> Stated problem
Scan the lines below for the string "color" and copy every one that has it.

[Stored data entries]
━━━━━━

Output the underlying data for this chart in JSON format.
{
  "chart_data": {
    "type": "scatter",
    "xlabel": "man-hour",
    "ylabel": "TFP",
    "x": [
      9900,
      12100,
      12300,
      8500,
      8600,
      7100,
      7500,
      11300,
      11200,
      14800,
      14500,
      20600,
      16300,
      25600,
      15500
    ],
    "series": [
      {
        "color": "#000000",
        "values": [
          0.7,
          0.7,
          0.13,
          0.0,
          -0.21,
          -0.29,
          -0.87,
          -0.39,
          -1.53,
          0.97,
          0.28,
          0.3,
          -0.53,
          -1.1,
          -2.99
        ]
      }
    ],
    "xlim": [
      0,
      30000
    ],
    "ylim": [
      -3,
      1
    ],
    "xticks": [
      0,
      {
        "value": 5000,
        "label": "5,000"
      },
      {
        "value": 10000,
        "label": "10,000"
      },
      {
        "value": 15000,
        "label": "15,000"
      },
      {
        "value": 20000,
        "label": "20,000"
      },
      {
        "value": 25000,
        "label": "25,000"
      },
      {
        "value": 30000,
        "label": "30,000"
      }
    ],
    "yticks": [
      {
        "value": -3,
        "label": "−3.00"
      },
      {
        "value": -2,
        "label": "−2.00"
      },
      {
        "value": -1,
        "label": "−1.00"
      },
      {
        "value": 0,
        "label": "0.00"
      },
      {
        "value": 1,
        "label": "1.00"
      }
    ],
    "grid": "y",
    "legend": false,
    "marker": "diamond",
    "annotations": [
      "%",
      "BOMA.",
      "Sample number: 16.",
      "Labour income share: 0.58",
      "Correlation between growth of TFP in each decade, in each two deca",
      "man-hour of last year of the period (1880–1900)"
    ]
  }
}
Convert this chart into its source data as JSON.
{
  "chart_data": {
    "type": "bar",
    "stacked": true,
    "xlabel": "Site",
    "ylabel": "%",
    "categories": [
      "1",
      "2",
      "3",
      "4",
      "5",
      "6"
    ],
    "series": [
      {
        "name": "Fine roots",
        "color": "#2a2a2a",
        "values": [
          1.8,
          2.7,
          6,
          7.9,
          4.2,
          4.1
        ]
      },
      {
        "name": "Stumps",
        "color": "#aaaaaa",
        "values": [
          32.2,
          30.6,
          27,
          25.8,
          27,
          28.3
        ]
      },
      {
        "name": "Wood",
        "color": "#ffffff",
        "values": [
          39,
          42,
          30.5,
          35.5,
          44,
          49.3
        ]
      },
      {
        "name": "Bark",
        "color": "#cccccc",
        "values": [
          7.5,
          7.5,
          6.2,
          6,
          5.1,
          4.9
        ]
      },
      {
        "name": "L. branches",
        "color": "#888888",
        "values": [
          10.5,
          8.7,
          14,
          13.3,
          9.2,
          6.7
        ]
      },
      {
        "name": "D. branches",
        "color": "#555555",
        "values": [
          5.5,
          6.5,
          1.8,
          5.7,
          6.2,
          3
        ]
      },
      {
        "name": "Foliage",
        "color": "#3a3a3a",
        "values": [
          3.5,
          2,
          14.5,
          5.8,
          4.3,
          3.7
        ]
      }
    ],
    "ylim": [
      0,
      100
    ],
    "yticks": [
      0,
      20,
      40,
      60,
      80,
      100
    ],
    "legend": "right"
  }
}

━━━━━━

> Solution to this problem
        "color": "#000000",
        "color": "#2a2a2a",
        "color": "#aaaaaa",
        "color": "#ffffff",
        "color": "#cccccc",
        "color": "#888888",
        "color": "#555555",
        "color": "#3a3a3a",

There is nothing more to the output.